WORK REQUIRED: Which lines in the material below contain the word "Total"? Copy each of them.

╭──

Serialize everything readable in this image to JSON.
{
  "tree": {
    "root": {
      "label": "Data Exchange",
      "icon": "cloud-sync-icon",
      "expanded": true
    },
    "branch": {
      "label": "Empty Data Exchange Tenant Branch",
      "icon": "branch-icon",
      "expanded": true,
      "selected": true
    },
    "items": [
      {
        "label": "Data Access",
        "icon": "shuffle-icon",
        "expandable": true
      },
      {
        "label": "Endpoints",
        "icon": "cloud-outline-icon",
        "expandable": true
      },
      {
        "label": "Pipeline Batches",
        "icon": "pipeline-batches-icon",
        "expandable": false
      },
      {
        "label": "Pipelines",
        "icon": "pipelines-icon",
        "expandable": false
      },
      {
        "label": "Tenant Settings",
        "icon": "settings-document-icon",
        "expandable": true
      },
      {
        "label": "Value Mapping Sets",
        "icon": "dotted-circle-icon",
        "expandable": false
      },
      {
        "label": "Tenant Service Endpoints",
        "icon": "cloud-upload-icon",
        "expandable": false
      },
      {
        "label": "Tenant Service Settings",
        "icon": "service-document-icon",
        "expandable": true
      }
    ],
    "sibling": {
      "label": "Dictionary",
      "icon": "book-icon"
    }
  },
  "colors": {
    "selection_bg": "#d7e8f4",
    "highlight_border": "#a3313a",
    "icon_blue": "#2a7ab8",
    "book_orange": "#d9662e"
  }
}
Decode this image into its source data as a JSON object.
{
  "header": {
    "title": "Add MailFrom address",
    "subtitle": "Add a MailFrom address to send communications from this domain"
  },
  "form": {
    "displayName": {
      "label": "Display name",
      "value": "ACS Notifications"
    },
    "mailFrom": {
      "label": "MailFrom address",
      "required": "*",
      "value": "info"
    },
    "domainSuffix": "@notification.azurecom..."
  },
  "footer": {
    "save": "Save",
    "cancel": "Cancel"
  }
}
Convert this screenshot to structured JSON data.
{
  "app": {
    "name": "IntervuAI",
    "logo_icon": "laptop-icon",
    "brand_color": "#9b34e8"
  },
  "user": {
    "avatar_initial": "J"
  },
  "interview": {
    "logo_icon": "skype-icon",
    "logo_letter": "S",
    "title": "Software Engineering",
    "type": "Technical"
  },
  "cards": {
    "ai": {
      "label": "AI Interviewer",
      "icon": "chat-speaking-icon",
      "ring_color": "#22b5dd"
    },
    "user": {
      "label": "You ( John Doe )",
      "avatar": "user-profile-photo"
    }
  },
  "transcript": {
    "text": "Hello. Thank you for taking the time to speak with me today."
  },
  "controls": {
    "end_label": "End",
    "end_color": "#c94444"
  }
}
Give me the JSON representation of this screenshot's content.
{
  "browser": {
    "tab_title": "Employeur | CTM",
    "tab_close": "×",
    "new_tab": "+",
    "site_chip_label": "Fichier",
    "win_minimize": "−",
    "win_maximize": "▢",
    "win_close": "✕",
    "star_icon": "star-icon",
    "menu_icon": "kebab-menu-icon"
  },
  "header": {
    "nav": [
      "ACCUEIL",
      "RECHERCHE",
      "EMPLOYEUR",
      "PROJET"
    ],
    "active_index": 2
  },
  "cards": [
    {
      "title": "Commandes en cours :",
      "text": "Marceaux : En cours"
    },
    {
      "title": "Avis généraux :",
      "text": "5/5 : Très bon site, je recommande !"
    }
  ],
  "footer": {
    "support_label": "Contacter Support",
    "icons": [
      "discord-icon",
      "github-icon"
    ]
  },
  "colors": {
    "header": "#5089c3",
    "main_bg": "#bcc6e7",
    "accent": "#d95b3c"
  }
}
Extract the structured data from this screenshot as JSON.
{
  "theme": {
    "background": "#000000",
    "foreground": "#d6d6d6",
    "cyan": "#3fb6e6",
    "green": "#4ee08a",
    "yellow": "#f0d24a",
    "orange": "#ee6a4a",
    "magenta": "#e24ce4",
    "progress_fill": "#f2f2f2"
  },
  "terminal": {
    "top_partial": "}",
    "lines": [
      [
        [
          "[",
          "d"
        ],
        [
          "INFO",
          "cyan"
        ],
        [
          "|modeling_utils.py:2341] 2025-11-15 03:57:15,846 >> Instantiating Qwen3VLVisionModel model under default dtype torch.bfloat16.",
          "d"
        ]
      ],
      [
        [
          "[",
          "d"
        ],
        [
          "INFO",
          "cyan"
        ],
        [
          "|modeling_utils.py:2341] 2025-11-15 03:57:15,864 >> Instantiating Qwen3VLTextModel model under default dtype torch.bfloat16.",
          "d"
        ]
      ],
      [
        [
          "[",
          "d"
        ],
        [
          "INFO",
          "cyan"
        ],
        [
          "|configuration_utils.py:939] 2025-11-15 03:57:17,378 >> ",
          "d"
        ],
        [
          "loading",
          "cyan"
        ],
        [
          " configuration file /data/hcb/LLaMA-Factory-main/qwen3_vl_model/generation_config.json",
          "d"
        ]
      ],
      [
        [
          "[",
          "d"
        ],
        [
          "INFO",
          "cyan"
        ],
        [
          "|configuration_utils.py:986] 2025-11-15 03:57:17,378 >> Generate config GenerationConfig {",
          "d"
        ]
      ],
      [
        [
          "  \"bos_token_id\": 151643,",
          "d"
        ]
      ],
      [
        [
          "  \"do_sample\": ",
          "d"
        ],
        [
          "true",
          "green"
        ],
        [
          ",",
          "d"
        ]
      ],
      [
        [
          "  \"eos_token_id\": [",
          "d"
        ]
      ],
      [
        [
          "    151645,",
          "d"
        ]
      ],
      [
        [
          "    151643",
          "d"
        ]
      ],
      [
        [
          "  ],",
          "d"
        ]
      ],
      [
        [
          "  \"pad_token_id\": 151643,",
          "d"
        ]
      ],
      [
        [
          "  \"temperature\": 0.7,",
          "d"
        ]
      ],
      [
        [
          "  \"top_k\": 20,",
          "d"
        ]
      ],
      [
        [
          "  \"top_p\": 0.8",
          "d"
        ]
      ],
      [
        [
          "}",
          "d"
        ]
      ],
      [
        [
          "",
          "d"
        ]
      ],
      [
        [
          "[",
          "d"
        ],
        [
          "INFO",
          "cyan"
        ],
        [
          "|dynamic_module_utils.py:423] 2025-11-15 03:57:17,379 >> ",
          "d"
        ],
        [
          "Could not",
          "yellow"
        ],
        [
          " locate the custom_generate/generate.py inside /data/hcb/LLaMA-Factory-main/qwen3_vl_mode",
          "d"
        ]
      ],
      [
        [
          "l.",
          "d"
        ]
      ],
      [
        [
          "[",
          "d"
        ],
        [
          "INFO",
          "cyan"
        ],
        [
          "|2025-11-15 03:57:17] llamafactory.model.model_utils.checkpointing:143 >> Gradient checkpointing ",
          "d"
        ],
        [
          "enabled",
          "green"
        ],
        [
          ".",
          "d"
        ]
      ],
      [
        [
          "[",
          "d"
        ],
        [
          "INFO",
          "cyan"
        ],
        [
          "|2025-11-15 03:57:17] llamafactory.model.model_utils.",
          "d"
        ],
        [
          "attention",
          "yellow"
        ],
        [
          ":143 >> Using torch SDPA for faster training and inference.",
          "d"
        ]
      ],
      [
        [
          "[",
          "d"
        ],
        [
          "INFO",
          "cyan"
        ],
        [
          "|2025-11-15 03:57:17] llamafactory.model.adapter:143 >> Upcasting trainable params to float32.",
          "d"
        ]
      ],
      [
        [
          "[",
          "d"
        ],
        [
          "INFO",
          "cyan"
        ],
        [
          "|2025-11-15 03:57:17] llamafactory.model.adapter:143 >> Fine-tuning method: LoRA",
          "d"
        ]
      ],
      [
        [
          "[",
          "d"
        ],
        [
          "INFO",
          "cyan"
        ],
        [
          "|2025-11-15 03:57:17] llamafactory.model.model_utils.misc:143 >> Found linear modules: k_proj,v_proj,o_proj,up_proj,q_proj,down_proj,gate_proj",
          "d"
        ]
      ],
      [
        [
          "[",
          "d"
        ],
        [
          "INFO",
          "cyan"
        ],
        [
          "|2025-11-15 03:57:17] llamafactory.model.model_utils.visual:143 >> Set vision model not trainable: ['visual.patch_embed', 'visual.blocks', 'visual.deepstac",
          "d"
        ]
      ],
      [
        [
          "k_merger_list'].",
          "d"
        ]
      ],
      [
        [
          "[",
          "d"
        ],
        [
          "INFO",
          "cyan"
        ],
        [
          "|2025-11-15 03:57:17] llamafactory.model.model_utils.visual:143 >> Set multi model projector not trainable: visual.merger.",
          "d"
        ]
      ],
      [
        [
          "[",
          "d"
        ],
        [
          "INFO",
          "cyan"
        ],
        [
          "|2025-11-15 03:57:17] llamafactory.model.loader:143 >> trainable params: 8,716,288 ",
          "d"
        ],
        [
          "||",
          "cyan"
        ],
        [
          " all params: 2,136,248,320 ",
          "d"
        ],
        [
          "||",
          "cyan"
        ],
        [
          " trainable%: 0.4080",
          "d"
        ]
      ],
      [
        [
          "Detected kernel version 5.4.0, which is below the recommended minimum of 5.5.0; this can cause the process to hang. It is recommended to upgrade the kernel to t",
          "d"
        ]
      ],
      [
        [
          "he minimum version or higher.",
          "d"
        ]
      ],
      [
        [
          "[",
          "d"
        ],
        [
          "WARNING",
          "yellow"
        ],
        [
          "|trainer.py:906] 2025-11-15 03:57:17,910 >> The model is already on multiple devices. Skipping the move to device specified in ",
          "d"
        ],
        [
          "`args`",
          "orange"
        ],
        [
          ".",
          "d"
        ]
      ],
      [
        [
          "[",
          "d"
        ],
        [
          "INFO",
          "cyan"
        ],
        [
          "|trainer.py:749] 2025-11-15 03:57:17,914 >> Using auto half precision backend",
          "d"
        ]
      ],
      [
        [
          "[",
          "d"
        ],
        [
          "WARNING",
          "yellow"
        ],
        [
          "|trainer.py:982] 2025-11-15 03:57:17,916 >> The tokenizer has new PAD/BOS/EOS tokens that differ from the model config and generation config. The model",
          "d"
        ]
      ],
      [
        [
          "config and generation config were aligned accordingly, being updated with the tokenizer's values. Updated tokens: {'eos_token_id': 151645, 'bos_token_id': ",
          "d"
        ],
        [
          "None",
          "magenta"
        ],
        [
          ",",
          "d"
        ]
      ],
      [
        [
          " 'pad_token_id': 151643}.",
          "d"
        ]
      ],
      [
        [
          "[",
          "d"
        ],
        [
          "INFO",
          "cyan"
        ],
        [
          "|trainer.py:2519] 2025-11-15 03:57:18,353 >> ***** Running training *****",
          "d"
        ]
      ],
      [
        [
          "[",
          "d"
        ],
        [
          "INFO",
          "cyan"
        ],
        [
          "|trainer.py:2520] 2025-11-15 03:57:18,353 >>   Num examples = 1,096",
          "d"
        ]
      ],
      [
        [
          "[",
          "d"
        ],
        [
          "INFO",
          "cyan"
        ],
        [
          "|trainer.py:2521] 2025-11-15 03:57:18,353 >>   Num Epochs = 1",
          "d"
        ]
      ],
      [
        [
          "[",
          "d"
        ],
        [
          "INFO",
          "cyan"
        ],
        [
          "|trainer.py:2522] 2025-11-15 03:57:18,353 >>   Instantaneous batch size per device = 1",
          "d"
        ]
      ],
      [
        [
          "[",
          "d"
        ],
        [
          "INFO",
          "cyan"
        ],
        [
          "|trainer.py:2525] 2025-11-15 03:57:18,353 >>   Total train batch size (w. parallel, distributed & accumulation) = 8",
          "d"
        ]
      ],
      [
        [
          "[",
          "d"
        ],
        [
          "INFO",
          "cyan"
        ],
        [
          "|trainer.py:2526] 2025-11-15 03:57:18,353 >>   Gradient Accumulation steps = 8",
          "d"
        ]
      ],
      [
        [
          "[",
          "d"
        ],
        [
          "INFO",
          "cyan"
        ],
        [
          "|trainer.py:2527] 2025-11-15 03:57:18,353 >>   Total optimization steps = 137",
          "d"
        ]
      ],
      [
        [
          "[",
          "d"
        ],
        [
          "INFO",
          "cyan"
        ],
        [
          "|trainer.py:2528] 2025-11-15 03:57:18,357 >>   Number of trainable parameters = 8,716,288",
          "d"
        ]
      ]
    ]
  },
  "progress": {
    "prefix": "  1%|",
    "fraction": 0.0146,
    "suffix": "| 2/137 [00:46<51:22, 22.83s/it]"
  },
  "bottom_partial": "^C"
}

╰──

ANSWER TO THIS PROBLEM:
          "|trainer.py:2525] 2025-11-15 03:57:18,353 >>   Total train batch size (w. parallel, distributed & accumulation) = 8",
          "|trainer.py:2527] 2025-11-15 03:57:18,353 >>   Total optimization steps = 137",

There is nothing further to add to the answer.